The processor (100) of claim 1, wherein the first crossbar (221) is configured to transmit the first memory access request to the second crossbar (222) via the first interconnect (131) when the target cache bank is identified as the second cache bank (212), and wherein the second crossbar (222) is configured to: receive, via the first interconnect (131), the first memory access request when the target cache bank is the second cache bank (212); and send, to the second cache bank (212), the first memory access request when the target cache bank is the second cache bank (212).
The processor (100) of any one of claims 1 and 2, wherein the processor (100) further comprises: a third core (113); a third cache slice (123); and a second interconnect (132) between the second cache slice (122) and the third cache slice (123), wherein the third cache slice (123) is connected to the third core (113), wherein the third cache slice (123) comprises a third cache bank (213) configured to cache a copy of data stored at a third set of memory addresses of the plurality of memory addresses, and a third crossbar (223) connected to the third cache bank (213), wherein the first crossbar (221) is configured to transmit the first memory access request to the second crossbar (222) via the first interconnect (131) when the third cache bank (213) is identified as the target cache bank, wherein the second crossbar (222) is configured to transmit the first memory access request to the third crossbar (223) via the second interconnect (132) when the target cache bank is identified as the third cache bank (213), and wherein the third crossbar (223) is configured to send, to the third cache bank (213), the first memory access request when the target cache bank is identified as the third cache bank (213).

Dataset extract
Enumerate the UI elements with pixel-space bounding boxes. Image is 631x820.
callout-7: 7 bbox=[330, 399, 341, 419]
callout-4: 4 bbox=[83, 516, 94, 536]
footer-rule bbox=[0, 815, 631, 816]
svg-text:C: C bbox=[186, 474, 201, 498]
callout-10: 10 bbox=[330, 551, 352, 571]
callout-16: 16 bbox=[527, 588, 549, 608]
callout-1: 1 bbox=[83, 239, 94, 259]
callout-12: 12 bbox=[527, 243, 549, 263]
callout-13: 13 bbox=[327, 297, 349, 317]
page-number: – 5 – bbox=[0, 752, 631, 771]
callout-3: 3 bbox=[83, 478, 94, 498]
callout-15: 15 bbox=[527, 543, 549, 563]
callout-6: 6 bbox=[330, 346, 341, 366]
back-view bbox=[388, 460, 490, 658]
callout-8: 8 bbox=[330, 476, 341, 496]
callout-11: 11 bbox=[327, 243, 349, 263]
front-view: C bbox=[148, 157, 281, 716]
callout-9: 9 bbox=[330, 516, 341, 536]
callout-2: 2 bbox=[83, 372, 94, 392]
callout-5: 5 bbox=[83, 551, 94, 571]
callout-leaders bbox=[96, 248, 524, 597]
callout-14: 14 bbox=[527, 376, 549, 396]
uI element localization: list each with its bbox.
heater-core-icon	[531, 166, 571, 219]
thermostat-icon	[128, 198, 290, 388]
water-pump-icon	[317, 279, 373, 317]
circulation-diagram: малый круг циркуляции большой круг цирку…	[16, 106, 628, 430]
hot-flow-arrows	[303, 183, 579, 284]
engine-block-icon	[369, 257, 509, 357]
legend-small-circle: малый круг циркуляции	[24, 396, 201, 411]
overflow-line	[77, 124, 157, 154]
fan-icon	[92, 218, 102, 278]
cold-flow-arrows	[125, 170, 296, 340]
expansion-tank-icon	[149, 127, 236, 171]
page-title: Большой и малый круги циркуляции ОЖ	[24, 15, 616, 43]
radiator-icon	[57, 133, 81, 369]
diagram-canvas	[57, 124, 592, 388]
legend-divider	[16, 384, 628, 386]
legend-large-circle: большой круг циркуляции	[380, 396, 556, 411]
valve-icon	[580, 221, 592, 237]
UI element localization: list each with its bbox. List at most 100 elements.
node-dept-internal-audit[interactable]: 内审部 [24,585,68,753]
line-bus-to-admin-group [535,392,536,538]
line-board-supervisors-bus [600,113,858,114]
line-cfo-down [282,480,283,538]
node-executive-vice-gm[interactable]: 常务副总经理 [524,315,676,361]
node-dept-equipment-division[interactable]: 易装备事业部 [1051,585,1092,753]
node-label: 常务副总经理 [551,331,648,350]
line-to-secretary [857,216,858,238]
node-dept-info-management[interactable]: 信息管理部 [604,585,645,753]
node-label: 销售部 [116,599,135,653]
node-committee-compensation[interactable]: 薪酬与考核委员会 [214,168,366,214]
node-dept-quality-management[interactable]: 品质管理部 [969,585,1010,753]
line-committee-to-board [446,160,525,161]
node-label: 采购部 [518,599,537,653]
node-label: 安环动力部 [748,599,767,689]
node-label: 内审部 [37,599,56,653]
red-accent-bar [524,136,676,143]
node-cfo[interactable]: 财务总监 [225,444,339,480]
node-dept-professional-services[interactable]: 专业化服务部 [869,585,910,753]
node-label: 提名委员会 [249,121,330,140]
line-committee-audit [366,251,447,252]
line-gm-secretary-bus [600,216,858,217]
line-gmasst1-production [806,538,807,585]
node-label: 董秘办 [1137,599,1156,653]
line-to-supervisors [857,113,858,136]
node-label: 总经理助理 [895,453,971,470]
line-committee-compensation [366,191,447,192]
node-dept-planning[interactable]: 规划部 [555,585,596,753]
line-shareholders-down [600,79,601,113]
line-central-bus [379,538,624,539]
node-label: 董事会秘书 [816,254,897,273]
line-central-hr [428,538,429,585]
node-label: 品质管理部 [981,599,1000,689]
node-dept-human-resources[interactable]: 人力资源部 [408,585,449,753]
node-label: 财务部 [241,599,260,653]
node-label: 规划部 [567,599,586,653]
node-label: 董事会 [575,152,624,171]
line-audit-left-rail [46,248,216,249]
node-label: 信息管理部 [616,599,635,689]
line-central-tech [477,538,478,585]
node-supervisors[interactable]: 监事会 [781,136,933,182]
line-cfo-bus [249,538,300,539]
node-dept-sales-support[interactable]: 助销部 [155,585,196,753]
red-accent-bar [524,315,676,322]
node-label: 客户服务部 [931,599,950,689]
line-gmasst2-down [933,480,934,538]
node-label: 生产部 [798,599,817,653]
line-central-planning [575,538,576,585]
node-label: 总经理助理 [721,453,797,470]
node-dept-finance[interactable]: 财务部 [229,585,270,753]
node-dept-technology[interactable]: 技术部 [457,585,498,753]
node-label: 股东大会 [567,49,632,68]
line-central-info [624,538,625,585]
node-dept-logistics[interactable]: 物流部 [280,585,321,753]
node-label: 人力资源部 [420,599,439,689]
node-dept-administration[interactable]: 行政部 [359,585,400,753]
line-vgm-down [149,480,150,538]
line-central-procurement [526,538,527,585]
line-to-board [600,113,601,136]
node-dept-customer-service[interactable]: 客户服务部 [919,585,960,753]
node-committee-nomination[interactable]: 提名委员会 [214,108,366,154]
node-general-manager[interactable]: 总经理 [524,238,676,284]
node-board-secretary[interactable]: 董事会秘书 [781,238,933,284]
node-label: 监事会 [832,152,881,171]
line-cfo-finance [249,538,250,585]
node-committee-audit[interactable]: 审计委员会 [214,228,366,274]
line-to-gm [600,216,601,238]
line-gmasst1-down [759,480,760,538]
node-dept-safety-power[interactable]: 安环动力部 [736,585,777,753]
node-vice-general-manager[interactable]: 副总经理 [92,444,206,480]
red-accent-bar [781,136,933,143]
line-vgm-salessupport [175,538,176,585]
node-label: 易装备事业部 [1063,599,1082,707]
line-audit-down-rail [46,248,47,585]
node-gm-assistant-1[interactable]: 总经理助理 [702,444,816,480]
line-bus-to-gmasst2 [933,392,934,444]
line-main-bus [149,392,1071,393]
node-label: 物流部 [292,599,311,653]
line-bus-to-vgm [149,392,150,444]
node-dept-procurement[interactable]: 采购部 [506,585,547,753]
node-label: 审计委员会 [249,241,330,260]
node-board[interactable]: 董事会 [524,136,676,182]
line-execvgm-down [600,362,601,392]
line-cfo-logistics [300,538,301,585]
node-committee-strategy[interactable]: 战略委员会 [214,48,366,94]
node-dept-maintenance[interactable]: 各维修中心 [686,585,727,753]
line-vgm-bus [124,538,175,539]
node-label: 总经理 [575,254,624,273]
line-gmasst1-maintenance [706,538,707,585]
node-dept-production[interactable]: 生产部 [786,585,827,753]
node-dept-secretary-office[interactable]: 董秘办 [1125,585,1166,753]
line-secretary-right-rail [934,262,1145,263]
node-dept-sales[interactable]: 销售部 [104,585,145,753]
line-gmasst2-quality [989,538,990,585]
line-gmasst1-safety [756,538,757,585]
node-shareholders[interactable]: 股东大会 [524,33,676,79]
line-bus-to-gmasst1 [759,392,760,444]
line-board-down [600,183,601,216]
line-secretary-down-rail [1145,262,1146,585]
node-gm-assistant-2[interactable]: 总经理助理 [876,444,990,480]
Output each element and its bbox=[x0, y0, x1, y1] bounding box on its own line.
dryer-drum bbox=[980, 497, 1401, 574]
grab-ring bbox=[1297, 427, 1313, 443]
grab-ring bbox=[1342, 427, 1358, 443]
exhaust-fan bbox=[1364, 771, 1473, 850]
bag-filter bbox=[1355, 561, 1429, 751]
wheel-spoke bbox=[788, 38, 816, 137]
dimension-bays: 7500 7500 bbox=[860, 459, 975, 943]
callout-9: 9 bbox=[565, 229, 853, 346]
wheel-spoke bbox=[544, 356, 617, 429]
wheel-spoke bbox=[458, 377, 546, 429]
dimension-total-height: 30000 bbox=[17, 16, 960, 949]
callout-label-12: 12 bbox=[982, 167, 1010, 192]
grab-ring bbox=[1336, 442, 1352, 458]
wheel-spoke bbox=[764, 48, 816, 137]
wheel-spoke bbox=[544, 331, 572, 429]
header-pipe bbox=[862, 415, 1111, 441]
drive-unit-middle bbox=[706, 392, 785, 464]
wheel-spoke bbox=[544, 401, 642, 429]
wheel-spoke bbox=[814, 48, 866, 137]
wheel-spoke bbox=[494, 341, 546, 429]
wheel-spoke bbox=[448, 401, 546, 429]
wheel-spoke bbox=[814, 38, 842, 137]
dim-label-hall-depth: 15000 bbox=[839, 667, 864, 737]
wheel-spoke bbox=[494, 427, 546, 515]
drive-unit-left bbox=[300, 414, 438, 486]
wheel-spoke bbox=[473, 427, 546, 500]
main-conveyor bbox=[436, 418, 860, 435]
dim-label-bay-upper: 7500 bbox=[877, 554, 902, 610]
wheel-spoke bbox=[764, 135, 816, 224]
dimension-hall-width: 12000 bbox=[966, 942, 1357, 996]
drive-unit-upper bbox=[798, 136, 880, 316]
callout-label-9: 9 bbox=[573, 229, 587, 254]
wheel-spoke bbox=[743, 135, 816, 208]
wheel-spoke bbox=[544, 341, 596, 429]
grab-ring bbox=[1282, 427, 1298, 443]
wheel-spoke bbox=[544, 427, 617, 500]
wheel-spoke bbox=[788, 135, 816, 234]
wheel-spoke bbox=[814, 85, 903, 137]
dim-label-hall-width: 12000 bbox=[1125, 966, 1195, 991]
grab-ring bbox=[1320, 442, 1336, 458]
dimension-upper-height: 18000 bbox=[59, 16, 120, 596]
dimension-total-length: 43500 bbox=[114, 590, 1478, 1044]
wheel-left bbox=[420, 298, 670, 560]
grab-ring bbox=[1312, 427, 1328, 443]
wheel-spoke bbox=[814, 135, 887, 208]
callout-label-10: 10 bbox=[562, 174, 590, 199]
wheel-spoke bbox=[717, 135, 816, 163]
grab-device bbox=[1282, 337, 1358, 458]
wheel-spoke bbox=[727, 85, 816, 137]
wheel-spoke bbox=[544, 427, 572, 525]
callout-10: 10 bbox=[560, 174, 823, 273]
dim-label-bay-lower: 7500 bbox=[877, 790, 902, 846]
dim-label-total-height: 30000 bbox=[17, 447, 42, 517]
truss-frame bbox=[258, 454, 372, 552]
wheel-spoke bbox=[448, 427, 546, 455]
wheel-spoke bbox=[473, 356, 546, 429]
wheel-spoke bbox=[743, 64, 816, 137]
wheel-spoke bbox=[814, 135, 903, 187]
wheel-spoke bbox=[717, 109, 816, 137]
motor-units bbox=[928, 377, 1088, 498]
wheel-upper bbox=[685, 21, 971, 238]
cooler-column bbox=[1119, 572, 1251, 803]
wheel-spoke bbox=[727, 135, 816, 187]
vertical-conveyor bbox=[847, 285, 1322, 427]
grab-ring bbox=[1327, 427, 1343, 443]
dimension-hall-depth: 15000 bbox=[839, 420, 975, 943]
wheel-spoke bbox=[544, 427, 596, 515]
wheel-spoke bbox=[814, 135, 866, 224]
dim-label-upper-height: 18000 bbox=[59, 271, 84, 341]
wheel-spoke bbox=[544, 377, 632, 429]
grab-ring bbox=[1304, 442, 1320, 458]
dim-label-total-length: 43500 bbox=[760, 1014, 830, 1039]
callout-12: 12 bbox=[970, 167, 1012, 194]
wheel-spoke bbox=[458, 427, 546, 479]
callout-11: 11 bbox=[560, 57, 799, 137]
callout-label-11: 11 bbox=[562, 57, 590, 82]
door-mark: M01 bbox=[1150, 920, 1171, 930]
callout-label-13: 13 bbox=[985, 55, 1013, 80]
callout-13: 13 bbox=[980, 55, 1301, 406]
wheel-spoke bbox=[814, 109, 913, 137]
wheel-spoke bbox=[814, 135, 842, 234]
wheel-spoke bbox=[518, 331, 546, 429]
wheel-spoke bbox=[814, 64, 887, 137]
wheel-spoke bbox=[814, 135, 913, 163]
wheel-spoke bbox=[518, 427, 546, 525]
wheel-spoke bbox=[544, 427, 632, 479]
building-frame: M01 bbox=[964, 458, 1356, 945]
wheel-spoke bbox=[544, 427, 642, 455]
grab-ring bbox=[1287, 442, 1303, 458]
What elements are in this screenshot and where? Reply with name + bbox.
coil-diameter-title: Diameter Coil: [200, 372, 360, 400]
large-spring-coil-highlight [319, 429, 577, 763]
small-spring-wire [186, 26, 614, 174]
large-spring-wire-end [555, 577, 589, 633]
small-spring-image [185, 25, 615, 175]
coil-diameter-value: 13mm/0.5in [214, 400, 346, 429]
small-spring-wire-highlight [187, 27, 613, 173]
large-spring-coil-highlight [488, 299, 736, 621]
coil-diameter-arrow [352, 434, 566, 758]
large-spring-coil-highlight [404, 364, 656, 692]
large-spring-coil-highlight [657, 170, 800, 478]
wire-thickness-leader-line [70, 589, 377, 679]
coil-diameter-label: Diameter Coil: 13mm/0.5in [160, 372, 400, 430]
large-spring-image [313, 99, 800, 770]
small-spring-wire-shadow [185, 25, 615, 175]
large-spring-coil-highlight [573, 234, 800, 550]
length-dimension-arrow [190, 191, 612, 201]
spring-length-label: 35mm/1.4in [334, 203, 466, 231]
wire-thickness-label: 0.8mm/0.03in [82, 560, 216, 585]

Required task A
In the patent claims, rewrite the paragraph beginning "The processor (100) of any one of claims 1 and 2" as a shorter bulleted list that keeps its main facts.
Required task B
In one to three sentences, explain why, according to the patent claims, the second crossbar (222) transmits the first memory access request to the third crossbar (223) over the second interconnect (132).

Full answer A
- Under either claim 1 or claim 2, the processor (100) also has a third core (113), a third cache slice (123), and a second interconnect (132) between the second cache slice (122) and the third cache slice.
- The third cache slice connects to the third core. It contains a third cache bank (213), which caches a copy of data stored at a third set of the memory addresses, and a third crossbar (223) connected to that bank.
- When the third cache bank is identified as the target cache bank, the first crossbar (221) sends the first memory access request to the second crossbar (222) over the first interconnect (131). The second crossbar passes it to the third crossbar over the second interconnect, and the third crossbar sends it to the third cache bank.

Full answer B
The second crossbar does this when the target cache bank is identified as the third cache bank (213). The third crossbar then sends the request on to that bank.